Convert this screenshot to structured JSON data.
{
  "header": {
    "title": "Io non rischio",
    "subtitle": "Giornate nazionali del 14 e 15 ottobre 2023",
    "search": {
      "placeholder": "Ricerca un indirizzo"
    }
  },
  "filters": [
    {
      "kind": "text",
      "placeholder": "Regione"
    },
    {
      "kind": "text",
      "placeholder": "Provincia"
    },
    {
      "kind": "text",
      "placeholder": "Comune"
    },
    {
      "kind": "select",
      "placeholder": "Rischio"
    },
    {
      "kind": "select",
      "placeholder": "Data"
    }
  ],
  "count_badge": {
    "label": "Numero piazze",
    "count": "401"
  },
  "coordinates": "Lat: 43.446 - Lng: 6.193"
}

#### Written problem:
Make an exact copy of the records.

#### Exercise response:
Convert this screenshot to structured JSON data.
{
  "header": {
    "title": "Io non rischio",
    "subtitle": "Giornate nazionali del 14 e 15 ottobre 2023",
    "search": {
      "placeholder": "Ricerca un indirizzo"
    }
  },
  "filters": [
    {
      "kind": "text",
      "placeholder": "Regione"
    },
    {
      "kind": "text",
      "placeholder": "Provincia"
    },
    {
      "kind": "text",
      "placeholder": "Comune"
    },
    {
      "kind": "select",
      "placeholder": "Rischio"
    },
    {
      "kind": "select",
      "placeholder": "Data"
    }
  ],
  "count_badge": {
    "label": "Numero piazze",
    "count": "401"
  },
  "coordinates": "Lat: 43.446 - Lng: 6.193"
}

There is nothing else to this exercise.